Stored records:
## begin

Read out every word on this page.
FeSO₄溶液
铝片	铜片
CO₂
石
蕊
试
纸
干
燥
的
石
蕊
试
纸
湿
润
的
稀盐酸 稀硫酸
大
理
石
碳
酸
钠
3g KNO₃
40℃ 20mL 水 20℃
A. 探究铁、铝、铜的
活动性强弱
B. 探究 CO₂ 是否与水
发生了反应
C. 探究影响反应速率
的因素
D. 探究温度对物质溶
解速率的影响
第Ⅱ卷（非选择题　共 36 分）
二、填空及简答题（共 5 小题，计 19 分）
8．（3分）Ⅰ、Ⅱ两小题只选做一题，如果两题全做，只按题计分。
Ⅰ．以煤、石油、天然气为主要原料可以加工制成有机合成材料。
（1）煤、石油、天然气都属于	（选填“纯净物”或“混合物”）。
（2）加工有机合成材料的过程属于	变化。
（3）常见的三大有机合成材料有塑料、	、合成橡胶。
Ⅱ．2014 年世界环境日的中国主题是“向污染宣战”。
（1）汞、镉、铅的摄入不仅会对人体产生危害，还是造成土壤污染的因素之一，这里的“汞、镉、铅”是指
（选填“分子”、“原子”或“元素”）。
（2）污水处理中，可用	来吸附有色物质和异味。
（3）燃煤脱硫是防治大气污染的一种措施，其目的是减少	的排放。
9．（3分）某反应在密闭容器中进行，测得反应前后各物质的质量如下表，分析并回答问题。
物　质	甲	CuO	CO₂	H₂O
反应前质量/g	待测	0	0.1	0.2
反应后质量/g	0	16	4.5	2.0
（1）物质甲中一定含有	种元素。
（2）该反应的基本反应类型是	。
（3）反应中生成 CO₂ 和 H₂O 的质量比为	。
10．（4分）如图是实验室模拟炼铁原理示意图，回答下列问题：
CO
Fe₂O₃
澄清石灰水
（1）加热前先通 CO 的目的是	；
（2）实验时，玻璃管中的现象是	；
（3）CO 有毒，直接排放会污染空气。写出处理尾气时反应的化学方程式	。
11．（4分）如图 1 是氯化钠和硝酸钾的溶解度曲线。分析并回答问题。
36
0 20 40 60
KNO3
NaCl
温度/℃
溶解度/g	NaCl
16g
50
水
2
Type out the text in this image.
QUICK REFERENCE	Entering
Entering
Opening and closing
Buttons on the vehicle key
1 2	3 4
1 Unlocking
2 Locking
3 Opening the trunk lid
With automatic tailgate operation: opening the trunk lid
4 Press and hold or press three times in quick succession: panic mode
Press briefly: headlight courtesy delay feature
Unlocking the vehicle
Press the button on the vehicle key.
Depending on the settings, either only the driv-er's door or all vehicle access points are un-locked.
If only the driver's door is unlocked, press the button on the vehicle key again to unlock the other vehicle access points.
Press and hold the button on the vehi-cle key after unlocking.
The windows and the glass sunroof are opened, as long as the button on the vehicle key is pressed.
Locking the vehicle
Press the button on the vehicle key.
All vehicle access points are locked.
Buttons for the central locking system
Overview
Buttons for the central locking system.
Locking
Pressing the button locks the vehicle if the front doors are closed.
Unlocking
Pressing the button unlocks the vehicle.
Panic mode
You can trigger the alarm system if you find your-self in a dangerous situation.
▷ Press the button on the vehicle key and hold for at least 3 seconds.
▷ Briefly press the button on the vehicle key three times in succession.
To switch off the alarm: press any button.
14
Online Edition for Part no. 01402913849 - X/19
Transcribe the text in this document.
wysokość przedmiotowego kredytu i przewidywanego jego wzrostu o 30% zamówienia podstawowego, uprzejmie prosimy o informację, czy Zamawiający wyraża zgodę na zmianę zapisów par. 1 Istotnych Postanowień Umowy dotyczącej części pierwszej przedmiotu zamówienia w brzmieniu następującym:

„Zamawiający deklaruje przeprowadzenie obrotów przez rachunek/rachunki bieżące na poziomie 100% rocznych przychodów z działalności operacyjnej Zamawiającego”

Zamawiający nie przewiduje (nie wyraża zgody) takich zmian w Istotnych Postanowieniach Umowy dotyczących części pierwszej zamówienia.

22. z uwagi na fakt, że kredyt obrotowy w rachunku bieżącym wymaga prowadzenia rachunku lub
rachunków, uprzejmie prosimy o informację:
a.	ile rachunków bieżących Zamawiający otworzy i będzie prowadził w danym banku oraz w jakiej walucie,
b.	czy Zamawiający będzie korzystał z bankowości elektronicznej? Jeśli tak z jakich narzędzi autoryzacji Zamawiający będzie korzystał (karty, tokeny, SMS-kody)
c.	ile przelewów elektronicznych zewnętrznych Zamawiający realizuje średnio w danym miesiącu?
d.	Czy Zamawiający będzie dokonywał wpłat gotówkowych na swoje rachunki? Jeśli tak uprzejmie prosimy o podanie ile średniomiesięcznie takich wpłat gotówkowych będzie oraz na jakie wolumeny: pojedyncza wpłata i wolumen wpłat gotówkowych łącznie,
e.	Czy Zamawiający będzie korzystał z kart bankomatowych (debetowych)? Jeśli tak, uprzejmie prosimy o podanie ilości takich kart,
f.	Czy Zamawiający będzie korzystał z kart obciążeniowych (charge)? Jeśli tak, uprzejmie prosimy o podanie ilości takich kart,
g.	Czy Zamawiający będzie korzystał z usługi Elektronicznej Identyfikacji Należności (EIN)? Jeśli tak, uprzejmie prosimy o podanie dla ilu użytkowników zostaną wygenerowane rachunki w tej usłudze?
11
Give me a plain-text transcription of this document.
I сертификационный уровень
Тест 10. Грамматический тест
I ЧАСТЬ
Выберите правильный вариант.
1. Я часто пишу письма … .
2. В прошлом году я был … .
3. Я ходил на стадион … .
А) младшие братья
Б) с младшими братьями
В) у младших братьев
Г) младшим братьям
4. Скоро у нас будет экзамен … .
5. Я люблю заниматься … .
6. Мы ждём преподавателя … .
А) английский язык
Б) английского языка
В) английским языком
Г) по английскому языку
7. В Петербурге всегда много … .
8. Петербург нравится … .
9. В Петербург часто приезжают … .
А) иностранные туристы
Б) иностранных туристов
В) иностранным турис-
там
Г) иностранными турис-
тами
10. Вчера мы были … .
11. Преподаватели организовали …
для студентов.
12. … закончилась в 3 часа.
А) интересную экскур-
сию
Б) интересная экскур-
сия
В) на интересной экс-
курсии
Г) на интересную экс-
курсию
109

## end

THE REQUEST: Show the lines of the material that contain the word "экскур".

SOLVED EXERCISE:
А) интересную экскур-
Б) интересная экскур-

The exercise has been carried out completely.